* [Goal of the exercise]: Find the string "Основная" in the entries and copy each line that has it.
- - - - -
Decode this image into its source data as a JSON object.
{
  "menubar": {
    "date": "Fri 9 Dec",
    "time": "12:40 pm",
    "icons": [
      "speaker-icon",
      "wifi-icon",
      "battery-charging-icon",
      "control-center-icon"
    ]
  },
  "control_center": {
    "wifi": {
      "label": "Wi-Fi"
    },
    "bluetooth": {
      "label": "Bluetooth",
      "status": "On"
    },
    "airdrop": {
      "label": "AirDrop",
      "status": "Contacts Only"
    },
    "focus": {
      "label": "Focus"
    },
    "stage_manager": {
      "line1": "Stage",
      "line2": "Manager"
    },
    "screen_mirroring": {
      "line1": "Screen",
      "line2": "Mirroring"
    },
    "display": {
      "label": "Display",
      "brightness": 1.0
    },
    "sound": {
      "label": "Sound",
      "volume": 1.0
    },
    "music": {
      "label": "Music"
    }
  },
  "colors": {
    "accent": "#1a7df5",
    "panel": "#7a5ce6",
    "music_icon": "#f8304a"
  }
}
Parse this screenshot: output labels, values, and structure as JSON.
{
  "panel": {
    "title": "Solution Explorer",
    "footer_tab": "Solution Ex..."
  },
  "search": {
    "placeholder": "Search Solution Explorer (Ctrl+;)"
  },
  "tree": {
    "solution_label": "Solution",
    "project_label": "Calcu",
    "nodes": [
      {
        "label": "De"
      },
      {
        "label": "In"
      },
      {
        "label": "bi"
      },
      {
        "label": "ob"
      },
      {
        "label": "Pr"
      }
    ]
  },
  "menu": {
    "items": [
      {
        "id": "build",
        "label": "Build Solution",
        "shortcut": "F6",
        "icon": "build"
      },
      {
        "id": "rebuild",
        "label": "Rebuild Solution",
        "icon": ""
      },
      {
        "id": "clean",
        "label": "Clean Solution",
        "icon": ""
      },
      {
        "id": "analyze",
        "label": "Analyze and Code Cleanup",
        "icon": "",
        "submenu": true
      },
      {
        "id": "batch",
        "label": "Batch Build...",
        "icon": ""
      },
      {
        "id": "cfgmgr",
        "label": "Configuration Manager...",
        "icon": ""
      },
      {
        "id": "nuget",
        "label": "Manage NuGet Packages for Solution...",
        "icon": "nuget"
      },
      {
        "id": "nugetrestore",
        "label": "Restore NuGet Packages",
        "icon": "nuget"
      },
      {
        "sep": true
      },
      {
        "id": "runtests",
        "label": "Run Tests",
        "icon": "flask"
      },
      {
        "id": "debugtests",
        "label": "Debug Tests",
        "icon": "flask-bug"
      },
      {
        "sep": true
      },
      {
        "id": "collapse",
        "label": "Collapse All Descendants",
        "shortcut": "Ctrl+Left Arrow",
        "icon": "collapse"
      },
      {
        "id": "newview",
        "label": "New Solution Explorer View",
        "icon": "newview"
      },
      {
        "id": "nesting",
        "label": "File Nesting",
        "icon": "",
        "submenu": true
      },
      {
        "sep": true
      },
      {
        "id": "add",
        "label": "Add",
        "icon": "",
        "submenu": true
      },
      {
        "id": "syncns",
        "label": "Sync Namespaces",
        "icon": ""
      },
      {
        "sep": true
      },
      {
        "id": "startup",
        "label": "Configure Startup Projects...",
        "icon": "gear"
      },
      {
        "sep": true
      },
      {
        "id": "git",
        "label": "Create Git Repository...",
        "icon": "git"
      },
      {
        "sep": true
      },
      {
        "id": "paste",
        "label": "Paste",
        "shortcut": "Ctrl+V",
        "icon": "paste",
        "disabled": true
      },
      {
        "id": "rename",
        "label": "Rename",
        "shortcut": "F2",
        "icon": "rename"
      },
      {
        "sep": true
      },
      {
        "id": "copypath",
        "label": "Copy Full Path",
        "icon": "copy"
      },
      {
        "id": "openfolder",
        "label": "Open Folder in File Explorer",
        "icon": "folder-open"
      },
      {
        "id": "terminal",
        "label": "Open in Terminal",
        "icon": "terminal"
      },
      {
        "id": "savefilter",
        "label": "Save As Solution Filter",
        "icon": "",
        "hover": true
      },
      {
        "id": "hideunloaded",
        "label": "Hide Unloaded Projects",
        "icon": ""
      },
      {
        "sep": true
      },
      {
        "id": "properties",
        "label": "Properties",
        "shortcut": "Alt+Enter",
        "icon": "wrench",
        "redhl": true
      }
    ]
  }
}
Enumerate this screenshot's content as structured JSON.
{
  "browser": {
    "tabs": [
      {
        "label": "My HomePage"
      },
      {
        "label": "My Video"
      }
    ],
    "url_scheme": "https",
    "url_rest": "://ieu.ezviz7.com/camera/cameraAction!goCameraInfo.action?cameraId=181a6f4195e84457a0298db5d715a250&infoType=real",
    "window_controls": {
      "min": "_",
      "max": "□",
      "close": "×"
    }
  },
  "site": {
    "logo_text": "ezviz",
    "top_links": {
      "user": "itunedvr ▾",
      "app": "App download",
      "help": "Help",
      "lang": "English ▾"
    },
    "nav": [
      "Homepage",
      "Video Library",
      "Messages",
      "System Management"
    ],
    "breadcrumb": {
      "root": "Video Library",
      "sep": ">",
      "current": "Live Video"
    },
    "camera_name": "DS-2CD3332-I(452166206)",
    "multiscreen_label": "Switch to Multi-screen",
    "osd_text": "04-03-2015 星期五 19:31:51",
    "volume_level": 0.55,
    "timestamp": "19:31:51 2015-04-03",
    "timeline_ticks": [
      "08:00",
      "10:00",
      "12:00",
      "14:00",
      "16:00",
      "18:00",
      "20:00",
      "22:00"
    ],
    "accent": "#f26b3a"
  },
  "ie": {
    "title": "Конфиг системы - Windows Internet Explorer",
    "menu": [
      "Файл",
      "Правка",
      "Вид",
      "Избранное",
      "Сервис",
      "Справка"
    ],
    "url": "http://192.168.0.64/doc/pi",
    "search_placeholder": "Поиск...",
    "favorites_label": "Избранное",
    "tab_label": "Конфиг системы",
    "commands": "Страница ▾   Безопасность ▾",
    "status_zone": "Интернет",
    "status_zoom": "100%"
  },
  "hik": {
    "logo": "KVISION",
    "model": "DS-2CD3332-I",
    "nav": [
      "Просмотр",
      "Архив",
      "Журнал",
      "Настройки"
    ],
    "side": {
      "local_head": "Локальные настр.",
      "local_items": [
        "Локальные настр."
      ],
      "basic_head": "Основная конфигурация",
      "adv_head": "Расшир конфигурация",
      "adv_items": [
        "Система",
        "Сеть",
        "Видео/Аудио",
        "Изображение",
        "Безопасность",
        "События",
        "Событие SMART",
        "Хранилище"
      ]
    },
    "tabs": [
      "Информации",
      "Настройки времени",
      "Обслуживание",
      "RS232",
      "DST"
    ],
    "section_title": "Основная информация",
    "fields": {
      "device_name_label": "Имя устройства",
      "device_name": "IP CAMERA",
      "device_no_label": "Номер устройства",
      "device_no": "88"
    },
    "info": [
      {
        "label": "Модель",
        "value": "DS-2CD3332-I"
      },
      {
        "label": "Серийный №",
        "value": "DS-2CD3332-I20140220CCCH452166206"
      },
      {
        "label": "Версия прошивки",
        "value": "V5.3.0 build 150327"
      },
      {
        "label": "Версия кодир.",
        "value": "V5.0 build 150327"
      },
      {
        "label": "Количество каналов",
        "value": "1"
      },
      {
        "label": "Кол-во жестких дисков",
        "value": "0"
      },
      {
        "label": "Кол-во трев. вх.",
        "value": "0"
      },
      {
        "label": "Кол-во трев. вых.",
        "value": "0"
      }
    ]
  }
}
- - - - -
* [Response to this task]:
      "basic_head": "Основная конфигурация",
    "section_title": "Основная информация",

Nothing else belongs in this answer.